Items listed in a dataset
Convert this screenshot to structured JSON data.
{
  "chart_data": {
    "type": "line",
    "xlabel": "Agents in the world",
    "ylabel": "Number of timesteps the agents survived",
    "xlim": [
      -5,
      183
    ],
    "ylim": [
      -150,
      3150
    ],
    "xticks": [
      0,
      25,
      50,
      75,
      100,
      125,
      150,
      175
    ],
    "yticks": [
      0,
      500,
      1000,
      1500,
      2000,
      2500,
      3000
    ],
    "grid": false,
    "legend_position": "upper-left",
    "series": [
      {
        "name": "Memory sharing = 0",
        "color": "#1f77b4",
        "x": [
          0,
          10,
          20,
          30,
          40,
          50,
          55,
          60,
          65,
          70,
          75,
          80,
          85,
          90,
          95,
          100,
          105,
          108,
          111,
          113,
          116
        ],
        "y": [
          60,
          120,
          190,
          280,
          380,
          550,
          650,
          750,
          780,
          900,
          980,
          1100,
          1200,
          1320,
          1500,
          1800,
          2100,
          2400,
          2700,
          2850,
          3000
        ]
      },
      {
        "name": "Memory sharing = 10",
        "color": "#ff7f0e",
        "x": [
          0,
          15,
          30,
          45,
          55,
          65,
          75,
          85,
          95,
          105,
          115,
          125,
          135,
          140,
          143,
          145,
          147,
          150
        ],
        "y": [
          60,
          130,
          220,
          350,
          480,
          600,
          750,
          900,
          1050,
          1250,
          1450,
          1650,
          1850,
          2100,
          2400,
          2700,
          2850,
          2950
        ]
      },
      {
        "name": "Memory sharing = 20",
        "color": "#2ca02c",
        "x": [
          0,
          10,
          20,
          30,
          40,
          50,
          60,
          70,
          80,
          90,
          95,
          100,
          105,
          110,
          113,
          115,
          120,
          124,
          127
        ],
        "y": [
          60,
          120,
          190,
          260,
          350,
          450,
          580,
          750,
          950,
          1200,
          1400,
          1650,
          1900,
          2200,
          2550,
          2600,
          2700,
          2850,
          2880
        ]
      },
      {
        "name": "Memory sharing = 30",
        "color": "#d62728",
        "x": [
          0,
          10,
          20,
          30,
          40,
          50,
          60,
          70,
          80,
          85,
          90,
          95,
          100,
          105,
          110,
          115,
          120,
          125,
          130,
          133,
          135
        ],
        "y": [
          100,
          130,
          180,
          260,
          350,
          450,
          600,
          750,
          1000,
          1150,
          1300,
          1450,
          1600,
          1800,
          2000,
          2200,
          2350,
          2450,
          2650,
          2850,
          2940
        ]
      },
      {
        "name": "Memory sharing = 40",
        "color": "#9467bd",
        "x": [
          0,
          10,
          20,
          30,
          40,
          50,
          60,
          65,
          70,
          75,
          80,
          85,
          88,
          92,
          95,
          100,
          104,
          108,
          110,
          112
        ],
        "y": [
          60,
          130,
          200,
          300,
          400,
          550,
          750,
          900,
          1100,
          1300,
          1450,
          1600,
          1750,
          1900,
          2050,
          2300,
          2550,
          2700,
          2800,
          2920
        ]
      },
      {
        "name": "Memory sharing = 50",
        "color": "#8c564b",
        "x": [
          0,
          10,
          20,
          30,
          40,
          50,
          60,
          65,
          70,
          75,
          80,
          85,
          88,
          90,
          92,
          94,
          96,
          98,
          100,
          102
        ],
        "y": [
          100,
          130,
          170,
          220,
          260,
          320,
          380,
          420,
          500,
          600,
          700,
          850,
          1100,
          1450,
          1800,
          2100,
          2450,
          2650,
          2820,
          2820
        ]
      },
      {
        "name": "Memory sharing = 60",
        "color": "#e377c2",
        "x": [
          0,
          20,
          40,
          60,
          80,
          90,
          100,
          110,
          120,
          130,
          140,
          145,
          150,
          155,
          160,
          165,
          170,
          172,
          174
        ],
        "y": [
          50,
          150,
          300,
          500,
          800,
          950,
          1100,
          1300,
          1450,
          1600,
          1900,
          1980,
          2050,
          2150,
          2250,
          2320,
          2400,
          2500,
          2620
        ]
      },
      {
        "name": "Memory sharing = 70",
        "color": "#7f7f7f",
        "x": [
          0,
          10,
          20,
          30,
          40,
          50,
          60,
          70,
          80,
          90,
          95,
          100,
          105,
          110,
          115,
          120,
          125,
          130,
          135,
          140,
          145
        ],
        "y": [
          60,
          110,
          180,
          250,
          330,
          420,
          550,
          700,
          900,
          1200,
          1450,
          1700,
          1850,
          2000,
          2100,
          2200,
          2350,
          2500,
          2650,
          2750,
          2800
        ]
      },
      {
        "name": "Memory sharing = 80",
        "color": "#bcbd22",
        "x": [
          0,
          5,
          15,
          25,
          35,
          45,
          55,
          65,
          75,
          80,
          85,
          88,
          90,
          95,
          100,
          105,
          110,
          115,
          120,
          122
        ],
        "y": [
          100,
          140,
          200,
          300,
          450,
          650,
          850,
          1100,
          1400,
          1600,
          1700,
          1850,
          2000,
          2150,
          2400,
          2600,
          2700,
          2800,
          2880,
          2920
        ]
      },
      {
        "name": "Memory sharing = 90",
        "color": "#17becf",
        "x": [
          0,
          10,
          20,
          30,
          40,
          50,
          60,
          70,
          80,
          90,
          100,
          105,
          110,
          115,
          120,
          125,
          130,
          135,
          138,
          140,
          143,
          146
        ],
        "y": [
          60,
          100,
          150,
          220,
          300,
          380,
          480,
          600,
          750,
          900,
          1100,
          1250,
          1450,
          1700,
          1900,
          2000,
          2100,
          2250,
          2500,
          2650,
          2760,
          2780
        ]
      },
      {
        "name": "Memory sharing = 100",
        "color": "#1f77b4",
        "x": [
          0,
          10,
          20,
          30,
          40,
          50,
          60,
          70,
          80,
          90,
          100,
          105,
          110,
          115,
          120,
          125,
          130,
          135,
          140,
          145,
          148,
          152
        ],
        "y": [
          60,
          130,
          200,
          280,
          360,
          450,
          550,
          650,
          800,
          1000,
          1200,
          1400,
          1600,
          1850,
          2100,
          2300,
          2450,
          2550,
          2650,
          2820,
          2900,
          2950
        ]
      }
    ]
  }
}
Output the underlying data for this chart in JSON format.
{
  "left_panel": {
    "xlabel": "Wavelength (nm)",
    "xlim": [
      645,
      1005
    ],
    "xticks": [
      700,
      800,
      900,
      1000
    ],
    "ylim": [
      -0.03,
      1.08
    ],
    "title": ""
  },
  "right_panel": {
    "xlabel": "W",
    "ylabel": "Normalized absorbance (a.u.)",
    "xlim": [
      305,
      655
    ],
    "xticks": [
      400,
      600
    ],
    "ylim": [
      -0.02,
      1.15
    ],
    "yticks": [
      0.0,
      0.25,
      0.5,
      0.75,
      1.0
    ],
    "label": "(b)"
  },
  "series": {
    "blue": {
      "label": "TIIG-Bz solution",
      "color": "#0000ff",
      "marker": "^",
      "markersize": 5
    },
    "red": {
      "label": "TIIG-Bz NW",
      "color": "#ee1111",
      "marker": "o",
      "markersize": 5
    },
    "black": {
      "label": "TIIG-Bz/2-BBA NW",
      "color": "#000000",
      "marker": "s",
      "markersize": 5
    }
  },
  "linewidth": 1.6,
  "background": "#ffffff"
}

- [TASK STATEMENT]: Check each line above for "Memory" and return the ones that have it.

- [RESULT OF THIS TASK]:
        "name": "Memory sharing = 0",
        "name": "Memory sharing = 10",
        "name": "Memory sharing = 20",
        "name": "Memory sharing = 30",
        "name": "Memory sharing = 40",
        "name": "Memory sharing = 50",
        "name": "Memory sharing = 60",
        "name": "Memory sharing = 70",
        "name": "Memory sharing = 80",
        "name": "Memory sharing = 90",
        "name": "Memory sharing = 100",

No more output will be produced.